(Data records)

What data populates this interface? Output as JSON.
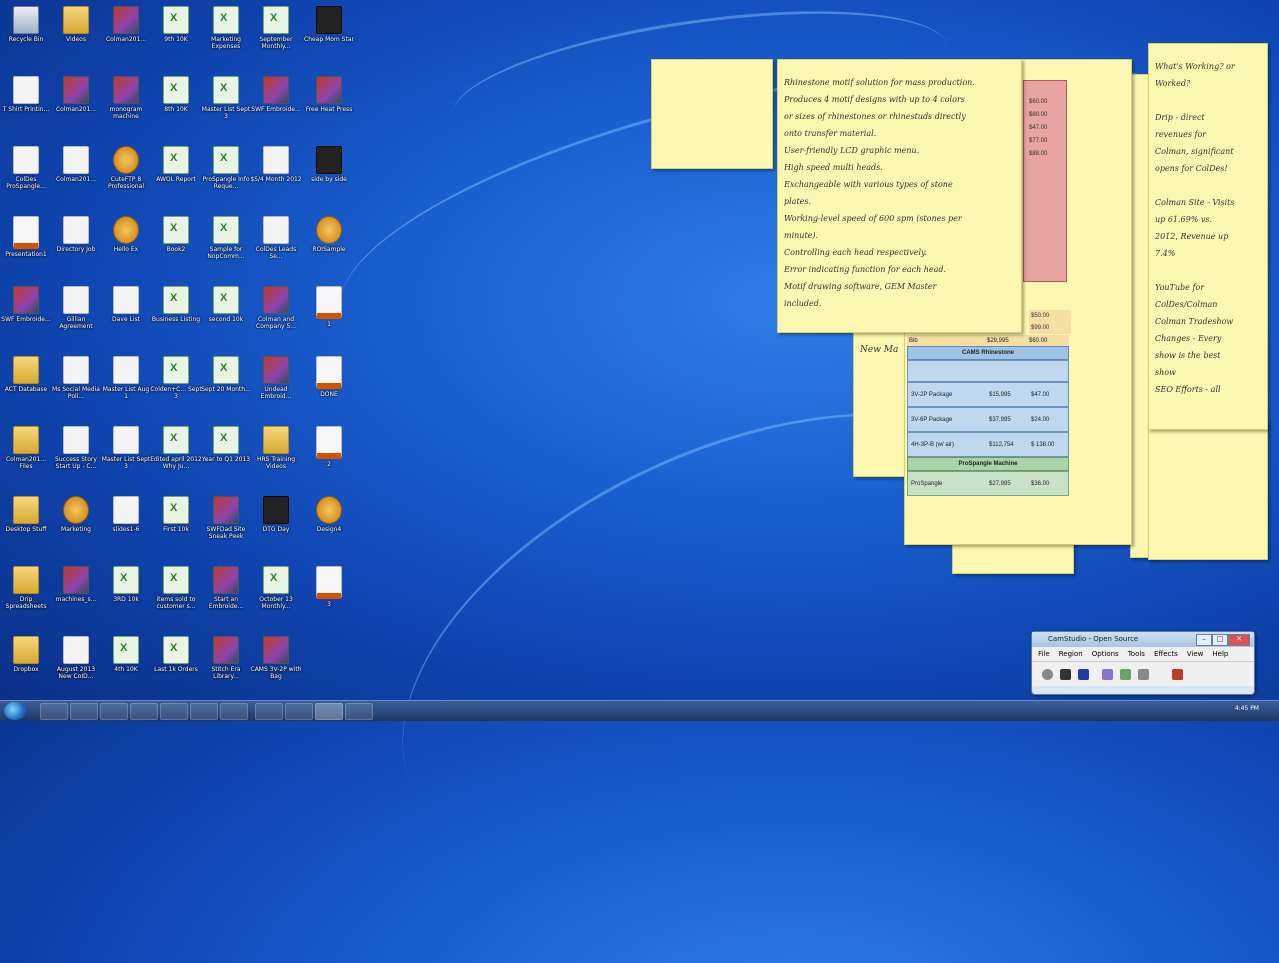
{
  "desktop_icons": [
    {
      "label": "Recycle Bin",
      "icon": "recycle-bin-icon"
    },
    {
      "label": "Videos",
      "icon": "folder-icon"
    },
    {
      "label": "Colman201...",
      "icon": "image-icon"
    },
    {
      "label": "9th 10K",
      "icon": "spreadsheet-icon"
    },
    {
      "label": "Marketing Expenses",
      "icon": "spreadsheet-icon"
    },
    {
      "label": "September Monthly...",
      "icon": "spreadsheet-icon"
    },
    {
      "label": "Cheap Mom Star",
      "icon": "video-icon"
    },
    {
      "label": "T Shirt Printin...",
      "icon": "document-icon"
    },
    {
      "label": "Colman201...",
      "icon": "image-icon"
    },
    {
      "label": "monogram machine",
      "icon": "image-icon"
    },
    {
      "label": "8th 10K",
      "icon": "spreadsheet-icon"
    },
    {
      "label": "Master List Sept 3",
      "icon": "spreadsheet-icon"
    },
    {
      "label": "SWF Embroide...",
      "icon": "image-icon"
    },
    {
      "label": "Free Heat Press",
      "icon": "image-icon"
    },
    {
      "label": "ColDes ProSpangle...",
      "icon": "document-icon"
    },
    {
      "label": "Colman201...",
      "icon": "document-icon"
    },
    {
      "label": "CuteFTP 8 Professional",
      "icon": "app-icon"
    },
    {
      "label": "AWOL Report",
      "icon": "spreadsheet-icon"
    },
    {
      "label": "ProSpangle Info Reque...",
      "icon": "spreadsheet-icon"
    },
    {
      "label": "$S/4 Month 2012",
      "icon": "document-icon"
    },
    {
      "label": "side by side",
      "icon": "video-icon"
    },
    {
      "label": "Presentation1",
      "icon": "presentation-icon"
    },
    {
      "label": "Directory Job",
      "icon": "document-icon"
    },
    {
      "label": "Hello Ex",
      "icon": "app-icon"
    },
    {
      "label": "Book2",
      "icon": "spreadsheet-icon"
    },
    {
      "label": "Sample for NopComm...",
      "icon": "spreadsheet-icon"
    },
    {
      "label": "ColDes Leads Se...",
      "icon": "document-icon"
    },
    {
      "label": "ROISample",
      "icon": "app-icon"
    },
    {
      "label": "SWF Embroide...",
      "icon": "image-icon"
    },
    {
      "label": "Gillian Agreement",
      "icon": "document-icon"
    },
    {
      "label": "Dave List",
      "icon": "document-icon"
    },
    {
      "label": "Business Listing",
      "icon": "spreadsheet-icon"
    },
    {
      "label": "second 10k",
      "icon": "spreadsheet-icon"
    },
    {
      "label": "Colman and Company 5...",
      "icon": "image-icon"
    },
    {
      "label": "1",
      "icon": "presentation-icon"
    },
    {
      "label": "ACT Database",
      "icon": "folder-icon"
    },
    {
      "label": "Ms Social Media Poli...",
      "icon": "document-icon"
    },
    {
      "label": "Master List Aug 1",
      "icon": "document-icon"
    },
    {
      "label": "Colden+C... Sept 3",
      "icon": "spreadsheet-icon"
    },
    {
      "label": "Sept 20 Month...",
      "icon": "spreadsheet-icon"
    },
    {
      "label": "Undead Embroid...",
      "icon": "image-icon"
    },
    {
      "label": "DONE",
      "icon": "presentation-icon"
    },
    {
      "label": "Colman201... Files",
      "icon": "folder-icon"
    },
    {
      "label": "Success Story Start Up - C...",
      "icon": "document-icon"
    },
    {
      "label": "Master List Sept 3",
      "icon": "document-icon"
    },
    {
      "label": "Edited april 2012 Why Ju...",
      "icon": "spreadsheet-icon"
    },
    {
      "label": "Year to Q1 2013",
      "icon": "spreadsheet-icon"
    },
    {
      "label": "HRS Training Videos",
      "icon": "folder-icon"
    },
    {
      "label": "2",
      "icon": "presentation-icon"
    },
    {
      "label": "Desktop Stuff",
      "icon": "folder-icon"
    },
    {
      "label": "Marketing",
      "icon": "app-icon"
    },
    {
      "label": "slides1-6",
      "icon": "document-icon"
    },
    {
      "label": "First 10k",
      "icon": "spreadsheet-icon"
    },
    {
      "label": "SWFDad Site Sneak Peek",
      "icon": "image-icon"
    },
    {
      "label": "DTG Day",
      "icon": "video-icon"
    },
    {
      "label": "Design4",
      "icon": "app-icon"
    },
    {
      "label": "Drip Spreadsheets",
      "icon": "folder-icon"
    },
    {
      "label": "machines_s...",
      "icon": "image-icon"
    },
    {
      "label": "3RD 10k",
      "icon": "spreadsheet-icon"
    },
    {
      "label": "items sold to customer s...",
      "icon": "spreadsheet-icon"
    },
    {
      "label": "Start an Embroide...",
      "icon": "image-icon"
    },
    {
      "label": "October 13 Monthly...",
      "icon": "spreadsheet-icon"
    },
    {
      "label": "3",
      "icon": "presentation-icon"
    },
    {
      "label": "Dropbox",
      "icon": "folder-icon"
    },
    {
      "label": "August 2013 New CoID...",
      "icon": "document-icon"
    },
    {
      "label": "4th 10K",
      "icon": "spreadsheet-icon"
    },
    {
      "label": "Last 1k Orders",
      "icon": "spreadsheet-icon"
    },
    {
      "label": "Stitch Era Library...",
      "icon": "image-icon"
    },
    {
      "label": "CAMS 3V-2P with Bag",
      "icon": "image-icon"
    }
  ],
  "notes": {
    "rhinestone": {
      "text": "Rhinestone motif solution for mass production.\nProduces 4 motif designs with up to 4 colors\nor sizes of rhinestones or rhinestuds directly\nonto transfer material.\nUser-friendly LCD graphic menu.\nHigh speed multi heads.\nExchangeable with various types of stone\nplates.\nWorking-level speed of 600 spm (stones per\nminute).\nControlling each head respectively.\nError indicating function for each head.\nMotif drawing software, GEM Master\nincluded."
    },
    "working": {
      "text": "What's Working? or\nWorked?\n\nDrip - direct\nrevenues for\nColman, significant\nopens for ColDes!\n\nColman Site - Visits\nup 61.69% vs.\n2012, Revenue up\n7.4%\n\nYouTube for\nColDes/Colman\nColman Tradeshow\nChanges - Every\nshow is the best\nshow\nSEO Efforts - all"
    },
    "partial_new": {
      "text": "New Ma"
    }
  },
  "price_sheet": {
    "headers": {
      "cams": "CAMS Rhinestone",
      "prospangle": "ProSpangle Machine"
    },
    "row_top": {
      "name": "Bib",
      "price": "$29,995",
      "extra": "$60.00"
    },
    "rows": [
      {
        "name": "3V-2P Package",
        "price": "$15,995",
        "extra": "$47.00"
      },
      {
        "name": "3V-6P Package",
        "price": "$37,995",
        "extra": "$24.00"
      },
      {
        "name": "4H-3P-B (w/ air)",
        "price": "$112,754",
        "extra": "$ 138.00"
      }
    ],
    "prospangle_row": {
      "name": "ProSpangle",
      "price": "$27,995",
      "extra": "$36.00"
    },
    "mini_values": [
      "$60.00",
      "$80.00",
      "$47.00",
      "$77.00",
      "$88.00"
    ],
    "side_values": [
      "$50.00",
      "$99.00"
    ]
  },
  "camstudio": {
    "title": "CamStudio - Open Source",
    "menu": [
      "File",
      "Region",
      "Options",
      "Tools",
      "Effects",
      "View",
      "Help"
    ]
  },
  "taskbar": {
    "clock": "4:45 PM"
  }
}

What you are asked to do: Which lines contain the word "menu"? Copy each one.

Result of this task:
      "text": "Rhinestone motif solution for mass production.\nProduces 4 motif designs with up to 4 colors\nor sizes of rhinestones or rhinestuds directly\nonto transfer material.\nUser-friendly LCD graphic menu.\nHigh speed multi heads.\nExchangeable with various types of stone\nplates.\nWorking-level speed of 600 spm (stones per\nminute).\nControlling each head respectively.\nError indicating function for each head.\nMotif drawing software, GEM Master\nincluded."
    "menu": [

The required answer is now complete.